**REQUIRED WORK**
Reproduce the listing below exactly. Pictures do not belong in the copy.
··········
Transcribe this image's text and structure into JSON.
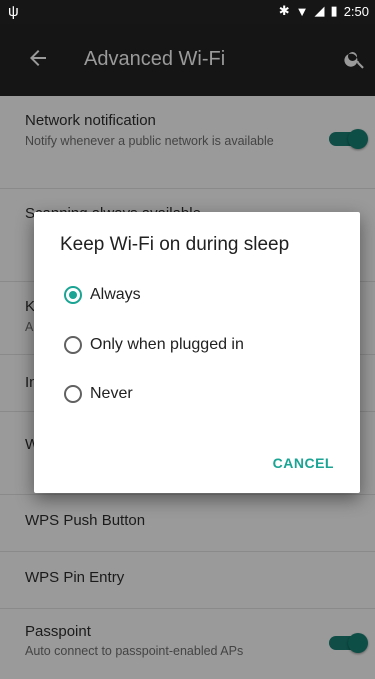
{
  "status": {
    "time": "2:50"
  },
  "appbar": {
    "title": "Advanced Wi-Fi"
  },
  "list": [
    {
      "title": "Network notification",
      "subtitle": "Notify whenever a public network is available",
      "toggle": true
    },
    {
      "title": "Scanning always available",
      "subtitle": ""
    },
    {
      "title": "K",
      "subtitle": "A"
    },
    {
      "title": "In",
      "subtitle": ""
    },
    {
      "title": "W",
      "subtitle": ""
    },
    {
      "title": "WPS Push Button",
      "subtitle": ""
    },
    {
      "title": "WPS Pin Entry",
      "subtitle": ""
    },
    {
      "title": "Passpoint",
      "subtitle": "Auto connect to passpoint-enabled APs",
      "toggle": true
    }
  ],
  "dialog": {
    "title": "Keep Wi-Fi on during sleep",
    "options": [
      {
        "label": "Always",
        "selected": true
      },
      {
        "label": "Only when plugged in",
        "selected": false
      },
      {
        "label": "Never",
        "selected": false
      }
    ],
    "cancel": "CANCEL"
  },
  "colors": {
    "accent": "#1aa494",
    "toggle": "#0d4e46",
    "appbar": "#151515",
    "dim": "#9a9a9a"
  }
}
··········
**RESULT FOR THIS EXERCISE**
Transcribe this image's text and structure into JSON.
{
  "status": {
    "time": "2:50"
  },
  "appbar": {
    "title": "Advanced Wi-Fi"
  },
  "list": [
    {
      "title": "Network notification",
      "subtitle": "Notify whenever a public network is available",
      "toggle": true
    },
    {
      "title": "Scanning always available",
      "subtitle": ""
    },
    {
      "title": "K",
      "subtitle": "A"
    },
    {
      "title": "In",
      "subtitle": ""
    },
    {
      "title": "W",
      "subtitle": ""
    },
    {
      "title": "WPS Push Button",
      "subtitle": ""
    },
    {
      "title": "WPS Pin Entry",
      "subtitle": ""
    },
    {
      "title": "Passpoint",
      "subtitle": "Auto connect to passpoint-enabled APs",
      "toggle": true
    }
  ],
  "dialog": {
    "title": "Keep Wi-Fi on during sleep",
    "options": [
      {
        "label": "Always",
        "selected": true
      },
      {
        "label": "Only when plugged in",
        "selected": false
      },
      {
        "label": "Never",
        "selected": false
      }
    ],
    "cancel": "CANCEL"
  },
  "colors": {
    "accent": "#1aa494",
    "toggle": "#0d4e46",
    "appbar": "#151515",
    "dim": "#9a9a9a"
  }
}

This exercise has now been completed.